You can the screen colours in the GUI. Well, I don't know what you mean by 'the GUI' as there is quite a choice of GUIs, including none, but most of the GUIs give you a choice of many things.

Quote:
The second machine I wish to get up and running is a P75 with 500MB HD and 8MB RAM (though I can get EDO RAM easily enough but I do not want to go beyond 32MB as I am emulating hardware in use in the East.)
...which may be a case for none (no gui)... You should, at some time, do some learning of the commend line, at the very least as a way to deal with problems when things go wrong, but it may not be the right place to start, for you.

Quote:
The internet was first being mentioned in Universities. But I remember ls, chmod, rm, grep and the like. I am not a Windows baby and don’t need to do everything by point and click. I drop to CMD regularly at work.
...which is good...

Quote:
The other thing is… I do need a wordprocessor for both machines. I tried Open Office under Windows. Where it did not utterly trash the operating system, it rarely read RTF, saved DOC files with random corruptions and what it did to tables could not be undone! Others confirmed my experience. But those running it under Linux swore by it.
The bigger problem is likely to be 'foreign' file formats. At times, there are file formats, which are important in the real world, which are undocumented, or the originator of which does not stick to the documentation (or, what is documented is a version with significant differences from the version that is actually in use). This, with all respect, must make things difficult for the OO team (&, in some circumstances, GO-OO will deal with these things better than OO).

Written problem: Please state which word processor the quoted poster in the forum reply tried under Windows.

Records shown:
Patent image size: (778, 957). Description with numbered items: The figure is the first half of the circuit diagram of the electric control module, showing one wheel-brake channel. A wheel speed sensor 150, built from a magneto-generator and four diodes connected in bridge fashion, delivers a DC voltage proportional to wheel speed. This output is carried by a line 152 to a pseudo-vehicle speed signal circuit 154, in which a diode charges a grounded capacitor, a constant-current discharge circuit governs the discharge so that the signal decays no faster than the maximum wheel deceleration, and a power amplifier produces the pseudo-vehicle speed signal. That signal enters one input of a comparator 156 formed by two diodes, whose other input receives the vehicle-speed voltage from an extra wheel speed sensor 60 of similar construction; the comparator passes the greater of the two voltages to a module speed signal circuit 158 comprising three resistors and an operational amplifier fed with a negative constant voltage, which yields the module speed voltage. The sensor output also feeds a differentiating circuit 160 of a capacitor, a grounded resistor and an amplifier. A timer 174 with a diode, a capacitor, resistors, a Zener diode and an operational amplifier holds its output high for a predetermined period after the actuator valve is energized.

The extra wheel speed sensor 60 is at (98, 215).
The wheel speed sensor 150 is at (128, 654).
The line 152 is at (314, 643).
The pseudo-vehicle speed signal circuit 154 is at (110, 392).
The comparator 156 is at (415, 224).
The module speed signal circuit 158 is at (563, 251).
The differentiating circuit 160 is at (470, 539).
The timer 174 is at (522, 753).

Correct result: Open Office